### The exercise
List each line holding the string "Pitch".

··········

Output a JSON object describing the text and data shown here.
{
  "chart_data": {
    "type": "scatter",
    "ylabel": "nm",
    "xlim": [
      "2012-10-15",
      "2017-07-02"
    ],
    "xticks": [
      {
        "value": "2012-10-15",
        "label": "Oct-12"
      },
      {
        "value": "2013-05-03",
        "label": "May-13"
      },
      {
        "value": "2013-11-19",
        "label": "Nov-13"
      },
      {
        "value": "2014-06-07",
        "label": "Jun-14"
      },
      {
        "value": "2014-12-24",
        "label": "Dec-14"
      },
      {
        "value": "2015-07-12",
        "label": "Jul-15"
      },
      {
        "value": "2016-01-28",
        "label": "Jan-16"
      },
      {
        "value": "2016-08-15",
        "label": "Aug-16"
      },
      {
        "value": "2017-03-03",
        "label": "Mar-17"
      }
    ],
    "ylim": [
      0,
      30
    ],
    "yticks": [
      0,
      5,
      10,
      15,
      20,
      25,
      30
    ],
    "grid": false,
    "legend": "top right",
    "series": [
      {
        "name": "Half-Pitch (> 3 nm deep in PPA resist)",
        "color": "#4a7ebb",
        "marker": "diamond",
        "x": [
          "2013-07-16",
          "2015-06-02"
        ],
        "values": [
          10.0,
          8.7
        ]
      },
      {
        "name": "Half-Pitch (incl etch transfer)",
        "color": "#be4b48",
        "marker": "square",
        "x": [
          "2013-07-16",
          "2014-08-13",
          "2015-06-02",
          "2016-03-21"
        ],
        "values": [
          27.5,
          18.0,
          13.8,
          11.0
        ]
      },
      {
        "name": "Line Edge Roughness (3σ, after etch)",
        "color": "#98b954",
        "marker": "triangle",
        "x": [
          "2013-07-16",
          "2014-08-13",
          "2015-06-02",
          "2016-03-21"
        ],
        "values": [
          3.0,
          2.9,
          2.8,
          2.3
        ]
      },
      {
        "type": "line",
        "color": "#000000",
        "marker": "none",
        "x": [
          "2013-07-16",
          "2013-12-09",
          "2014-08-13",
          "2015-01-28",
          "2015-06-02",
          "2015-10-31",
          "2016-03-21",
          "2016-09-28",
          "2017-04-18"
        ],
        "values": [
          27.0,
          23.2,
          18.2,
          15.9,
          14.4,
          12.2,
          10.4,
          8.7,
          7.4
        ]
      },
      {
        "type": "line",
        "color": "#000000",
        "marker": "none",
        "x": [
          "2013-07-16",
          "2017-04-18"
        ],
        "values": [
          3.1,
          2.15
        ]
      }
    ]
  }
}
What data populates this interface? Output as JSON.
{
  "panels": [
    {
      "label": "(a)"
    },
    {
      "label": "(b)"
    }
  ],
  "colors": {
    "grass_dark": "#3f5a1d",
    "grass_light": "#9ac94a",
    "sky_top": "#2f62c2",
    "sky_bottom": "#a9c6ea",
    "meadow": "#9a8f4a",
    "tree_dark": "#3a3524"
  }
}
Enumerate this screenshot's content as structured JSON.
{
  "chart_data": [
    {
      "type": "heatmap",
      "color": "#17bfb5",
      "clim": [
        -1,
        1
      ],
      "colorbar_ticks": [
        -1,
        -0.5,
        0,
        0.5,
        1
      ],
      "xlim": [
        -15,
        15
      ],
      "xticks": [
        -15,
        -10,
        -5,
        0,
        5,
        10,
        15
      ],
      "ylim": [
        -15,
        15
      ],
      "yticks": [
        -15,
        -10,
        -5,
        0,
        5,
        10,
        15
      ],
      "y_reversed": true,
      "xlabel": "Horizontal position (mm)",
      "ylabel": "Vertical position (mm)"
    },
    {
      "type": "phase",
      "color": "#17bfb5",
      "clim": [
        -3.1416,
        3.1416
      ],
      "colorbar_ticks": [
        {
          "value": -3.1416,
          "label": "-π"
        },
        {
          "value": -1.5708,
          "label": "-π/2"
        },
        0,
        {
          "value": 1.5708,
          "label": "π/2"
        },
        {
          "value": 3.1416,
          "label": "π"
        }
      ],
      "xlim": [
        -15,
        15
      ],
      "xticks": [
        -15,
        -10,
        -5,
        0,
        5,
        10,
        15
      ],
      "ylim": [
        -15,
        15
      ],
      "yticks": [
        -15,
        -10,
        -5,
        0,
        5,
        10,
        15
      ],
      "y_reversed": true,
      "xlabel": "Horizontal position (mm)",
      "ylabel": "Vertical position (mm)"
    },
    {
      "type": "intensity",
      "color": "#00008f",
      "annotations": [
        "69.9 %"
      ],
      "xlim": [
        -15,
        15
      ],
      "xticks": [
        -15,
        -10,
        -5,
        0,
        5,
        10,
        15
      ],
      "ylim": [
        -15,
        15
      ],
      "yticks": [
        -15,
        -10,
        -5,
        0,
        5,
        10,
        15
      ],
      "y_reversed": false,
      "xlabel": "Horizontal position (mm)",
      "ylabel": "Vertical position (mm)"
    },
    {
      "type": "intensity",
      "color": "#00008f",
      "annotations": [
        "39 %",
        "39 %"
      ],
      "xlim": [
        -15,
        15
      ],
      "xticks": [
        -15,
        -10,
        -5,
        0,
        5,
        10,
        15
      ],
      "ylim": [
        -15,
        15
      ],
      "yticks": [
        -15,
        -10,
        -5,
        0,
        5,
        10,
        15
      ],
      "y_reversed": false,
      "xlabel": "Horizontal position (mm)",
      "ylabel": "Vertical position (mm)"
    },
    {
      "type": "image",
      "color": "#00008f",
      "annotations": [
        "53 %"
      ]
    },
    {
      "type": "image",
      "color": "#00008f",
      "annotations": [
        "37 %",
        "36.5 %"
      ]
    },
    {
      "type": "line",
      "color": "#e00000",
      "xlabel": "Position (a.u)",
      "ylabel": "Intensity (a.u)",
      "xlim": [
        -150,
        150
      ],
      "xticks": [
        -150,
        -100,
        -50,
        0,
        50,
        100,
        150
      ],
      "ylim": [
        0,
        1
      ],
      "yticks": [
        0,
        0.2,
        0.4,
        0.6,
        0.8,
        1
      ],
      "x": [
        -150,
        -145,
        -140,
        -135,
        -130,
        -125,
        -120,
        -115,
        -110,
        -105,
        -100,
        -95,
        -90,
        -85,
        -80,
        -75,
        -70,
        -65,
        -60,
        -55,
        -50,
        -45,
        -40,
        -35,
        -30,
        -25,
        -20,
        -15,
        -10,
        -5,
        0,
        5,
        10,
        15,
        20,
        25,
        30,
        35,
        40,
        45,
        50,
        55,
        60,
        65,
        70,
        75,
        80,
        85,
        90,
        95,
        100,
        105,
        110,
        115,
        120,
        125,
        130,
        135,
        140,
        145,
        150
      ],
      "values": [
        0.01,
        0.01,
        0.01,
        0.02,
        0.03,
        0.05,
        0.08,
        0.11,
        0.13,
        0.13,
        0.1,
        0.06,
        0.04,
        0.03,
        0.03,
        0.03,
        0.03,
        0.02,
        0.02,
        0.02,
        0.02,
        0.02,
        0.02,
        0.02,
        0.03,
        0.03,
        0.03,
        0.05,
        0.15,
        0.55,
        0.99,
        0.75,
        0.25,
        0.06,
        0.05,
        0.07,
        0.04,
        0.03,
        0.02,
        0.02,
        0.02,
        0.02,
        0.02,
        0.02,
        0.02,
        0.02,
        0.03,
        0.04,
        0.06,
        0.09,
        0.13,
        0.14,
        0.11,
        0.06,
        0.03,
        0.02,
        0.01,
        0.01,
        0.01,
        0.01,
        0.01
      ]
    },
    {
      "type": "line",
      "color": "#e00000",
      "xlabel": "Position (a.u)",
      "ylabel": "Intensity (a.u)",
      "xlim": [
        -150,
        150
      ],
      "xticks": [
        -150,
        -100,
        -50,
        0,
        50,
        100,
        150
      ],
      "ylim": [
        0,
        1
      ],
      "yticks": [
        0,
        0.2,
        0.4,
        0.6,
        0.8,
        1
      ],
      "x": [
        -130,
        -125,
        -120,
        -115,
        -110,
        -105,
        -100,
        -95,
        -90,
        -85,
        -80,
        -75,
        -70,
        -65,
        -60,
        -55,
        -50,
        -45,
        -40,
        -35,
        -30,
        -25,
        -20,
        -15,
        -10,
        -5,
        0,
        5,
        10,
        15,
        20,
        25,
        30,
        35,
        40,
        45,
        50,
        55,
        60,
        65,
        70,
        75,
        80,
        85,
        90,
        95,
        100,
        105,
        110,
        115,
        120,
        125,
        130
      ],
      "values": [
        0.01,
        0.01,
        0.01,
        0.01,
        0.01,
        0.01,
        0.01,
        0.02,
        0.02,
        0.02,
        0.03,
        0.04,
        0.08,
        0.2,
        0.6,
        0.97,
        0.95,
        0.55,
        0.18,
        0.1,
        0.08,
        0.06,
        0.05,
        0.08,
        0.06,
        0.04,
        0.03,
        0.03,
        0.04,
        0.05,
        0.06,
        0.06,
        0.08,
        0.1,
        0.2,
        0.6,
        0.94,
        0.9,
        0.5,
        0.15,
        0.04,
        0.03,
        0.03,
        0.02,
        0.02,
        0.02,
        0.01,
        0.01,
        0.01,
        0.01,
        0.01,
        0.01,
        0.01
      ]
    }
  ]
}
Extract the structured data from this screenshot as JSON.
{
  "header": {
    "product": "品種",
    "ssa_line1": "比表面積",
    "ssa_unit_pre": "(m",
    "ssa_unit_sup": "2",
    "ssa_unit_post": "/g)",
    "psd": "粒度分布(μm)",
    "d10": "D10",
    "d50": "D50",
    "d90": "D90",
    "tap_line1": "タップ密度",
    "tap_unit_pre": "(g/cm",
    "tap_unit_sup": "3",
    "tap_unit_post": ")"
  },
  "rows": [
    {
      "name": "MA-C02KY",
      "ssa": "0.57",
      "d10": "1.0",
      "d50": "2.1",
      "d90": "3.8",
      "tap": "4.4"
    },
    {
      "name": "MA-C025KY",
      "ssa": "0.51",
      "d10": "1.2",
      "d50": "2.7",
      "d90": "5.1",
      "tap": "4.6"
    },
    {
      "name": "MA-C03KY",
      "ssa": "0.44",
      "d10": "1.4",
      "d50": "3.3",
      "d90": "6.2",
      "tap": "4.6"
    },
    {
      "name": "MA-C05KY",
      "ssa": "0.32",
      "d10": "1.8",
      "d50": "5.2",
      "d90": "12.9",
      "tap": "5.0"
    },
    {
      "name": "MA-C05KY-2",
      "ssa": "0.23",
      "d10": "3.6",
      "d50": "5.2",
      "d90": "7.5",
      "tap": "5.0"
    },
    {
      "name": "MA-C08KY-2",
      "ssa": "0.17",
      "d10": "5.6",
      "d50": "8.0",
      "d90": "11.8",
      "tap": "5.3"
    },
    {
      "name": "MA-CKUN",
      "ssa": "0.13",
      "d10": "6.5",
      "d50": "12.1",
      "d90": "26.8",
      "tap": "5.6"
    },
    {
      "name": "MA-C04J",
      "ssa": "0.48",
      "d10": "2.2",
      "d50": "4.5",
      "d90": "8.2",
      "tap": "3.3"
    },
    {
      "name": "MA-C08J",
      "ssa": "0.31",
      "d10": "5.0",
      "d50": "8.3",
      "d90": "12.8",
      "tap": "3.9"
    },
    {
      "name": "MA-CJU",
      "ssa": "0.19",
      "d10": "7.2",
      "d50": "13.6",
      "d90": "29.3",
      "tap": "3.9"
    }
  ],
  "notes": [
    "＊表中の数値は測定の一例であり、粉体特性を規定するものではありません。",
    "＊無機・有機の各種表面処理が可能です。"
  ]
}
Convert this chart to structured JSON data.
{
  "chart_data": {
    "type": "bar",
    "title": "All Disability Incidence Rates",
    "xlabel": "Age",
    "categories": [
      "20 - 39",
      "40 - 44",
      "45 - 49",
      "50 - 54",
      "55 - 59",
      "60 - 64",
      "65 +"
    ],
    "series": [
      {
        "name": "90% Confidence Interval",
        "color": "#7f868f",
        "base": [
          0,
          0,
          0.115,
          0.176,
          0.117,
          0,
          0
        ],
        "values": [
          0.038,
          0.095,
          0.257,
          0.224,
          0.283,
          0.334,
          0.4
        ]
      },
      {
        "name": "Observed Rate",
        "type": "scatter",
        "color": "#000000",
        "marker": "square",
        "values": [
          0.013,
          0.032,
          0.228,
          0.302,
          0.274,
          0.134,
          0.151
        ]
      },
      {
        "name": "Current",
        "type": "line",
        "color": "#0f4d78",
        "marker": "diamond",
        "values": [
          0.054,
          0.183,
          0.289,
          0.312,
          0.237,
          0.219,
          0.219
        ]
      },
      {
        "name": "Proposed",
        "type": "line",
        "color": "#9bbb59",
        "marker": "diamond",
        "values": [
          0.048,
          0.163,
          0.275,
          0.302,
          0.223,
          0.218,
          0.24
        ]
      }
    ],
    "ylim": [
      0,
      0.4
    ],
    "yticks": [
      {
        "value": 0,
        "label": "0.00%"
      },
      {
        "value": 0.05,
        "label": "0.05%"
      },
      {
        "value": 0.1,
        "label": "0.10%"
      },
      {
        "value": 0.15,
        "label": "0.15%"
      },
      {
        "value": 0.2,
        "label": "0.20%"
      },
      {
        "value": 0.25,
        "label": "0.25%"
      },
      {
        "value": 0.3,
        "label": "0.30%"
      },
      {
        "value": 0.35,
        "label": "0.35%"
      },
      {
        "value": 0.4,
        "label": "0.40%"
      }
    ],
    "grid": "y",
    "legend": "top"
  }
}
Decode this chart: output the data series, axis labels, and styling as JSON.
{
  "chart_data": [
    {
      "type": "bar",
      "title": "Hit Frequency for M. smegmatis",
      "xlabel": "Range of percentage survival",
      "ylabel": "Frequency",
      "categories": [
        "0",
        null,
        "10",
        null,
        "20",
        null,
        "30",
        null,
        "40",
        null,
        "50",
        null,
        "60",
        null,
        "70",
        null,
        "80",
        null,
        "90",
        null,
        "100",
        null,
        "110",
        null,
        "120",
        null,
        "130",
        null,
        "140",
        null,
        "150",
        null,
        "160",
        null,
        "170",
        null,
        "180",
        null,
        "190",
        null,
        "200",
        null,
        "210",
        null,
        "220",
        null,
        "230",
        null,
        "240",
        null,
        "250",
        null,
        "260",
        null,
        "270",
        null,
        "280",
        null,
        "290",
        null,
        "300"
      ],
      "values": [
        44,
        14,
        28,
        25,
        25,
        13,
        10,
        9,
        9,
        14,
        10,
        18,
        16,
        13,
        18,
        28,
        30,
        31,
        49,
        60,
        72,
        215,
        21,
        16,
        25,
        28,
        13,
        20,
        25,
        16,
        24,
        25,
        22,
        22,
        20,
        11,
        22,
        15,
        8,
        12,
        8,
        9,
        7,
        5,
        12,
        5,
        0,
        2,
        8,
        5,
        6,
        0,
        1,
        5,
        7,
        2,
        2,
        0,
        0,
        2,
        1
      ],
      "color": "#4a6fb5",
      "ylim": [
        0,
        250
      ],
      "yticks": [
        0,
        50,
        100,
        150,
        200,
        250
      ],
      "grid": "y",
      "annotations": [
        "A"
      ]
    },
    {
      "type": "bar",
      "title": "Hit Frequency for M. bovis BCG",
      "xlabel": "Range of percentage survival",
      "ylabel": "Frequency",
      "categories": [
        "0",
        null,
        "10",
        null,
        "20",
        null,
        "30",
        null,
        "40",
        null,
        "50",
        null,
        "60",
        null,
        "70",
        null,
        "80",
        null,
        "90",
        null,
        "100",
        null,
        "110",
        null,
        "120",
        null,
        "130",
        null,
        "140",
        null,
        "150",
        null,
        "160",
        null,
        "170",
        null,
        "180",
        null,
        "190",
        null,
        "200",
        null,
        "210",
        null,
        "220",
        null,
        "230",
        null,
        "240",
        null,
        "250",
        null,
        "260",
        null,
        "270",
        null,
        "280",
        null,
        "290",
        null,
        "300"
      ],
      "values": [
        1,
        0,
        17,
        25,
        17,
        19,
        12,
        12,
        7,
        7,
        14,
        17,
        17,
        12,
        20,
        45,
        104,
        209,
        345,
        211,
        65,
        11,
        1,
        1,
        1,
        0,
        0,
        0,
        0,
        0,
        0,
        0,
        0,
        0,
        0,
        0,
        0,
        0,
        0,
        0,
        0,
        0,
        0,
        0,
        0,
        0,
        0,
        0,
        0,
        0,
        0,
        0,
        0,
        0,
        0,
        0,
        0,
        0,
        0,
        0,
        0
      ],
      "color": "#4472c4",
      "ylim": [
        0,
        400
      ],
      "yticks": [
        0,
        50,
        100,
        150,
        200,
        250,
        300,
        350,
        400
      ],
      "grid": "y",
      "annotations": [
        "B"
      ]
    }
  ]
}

··········

### Exercise solution
        "name": "Half-Pitch (> 3 nm deep in PPA resist)",
        "name": "Half-Pitch (incl etch transfer)",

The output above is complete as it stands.